Records contained in a dataset:
# # # # # # #

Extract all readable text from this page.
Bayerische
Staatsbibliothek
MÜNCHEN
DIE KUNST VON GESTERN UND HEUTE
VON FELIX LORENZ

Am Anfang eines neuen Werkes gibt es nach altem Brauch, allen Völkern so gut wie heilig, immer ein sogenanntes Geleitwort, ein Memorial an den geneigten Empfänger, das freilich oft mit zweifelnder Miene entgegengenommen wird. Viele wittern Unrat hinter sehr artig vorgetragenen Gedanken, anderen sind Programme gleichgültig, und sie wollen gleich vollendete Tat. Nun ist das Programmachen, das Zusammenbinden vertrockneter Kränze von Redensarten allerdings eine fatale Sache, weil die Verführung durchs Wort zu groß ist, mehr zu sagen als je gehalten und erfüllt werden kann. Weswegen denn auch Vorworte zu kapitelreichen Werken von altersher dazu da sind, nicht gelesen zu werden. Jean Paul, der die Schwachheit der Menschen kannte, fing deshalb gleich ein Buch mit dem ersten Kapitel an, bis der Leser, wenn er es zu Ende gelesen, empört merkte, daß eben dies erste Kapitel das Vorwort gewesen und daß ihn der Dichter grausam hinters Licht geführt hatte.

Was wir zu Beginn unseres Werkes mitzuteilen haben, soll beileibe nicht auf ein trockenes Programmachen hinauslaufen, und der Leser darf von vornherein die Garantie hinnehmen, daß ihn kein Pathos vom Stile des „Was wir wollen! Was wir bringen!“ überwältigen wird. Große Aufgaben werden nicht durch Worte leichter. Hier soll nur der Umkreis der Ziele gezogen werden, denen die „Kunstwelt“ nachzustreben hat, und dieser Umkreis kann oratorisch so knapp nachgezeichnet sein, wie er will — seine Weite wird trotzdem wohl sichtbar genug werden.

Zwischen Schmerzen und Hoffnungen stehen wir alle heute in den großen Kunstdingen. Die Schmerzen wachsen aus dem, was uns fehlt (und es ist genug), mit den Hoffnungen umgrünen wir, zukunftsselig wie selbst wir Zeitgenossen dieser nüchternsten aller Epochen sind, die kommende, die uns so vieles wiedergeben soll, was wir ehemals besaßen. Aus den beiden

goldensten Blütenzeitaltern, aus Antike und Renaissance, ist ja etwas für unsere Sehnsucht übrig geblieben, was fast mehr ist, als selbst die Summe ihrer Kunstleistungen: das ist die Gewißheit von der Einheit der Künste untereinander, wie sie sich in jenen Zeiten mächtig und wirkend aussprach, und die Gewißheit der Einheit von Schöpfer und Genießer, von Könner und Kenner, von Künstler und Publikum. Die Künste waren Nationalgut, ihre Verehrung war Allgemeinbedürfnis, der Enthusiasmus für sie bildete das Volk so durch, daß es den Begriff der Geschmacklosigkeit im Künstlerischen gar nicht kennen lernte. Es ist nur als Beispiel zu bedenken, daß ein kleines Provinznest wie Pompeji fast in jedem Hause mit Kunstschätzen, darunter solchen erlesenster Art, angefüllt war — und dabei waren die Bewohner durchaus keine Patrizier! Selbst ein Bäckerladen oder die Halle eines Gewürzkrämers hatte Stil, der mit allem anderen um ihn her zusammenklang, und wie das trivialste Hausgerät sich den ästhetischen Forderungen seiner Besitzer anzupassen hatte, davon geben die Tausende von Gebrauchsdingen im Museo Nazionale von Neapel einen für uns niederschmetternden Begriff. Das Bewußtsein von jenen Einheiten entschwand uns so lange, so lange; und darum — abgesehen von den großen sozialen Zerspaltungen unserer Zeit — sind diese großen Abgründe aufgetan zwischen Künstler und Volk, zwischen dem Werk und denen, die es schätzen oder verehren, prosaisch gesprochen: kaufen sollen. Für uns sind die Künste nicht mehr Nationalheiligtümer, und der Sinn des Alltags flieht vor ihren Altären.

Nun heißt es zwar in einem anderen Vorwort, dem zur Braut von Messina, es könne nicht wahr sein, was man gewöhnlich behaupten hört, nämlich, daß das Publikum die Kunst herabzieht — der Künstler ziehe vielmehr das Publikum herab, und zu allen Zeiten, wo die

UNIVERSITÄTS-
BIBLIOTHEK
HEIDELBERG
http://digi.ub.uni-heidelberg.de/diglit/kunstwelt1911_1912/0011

# # # # # # #

• Exercise instructions:
Every line above that holds "dieser" should be tallied; answer with the total alone.

• Exercise output:
2